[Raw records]

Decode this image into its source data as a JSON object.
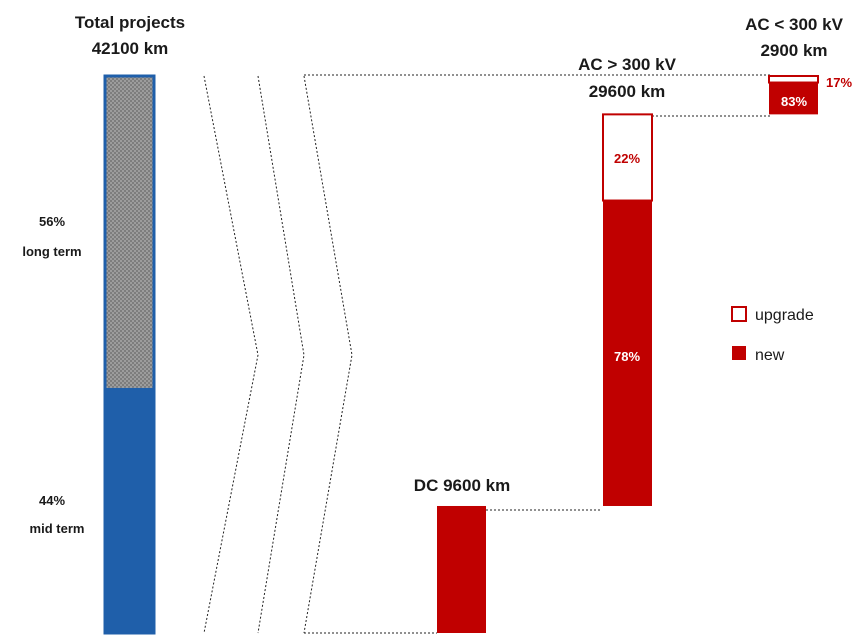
{
  "colors": {
    "blue": "#1f5faa",
    "grey_hatch": "#8a8a8a",
    "red": "#c00000",
    "white": "#ffffff"
  },
  "labels": {
    "total_line1": "Total projects",
    "total_line2": "42100 km",
    "long_pct": "56%",
    "long_label": "long term",
    "mid_pct": "44%",
    "mid_label": "mid term",
    "dc_title": "DC 9600 km",
    "ac_high_line1": "AC > 300 kV",
    "ac_high_line2": "29600 km",
    "ac_high_upgrade_pct": "22%",
    "ac_high_new_pct": "78%",
    "ac_low_line1": "AC < 300 kV",
    "ac_low_line2": "2900 km",
    "ac_low_upgrade_pct": "17%",
    "ac_low_new_pct": "83%"
  },
  "legend": {
    "upgrade": "upgrade",
    "new": "new"
  },
  "chart_data": {
    "type": "bar",
    "total_km": 42100,
    "bars": [
      {
        "name": "Total projects",
        "km": 42100,
        "segments": [
          {
            "name": "mid term",
            "share": 0.44
          },
          {
            "name": "long term",
            "share": 0.56
          }
        ]
      },
      {
        "name": "DC",
        "km": 9600,
        "segments": [
          {
            "name": "new",
            "share": 1.0
          }
        ]
      },
      {
        "name": "AC > 300 kV",
        "km": 29600,
        "segments": [
          {
            "name": "new",
            "share": 0.78
          },
          {
            "name": "upgrade",
            "share": 0.22
          }
        ]
      },
      {
        "name": "AC < 300 kV",
        "km": 2900,
        "segments": [
          {
            "name": "new",
            "share": 0.83
          },
          {
            "name": "upgrade",
            "share": 0.17
          }
        ]
      }
    ]
  }
}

GOAL >> State how many lines of the records hold the string "term", and nothing else.

TASK OUTPUT >> 4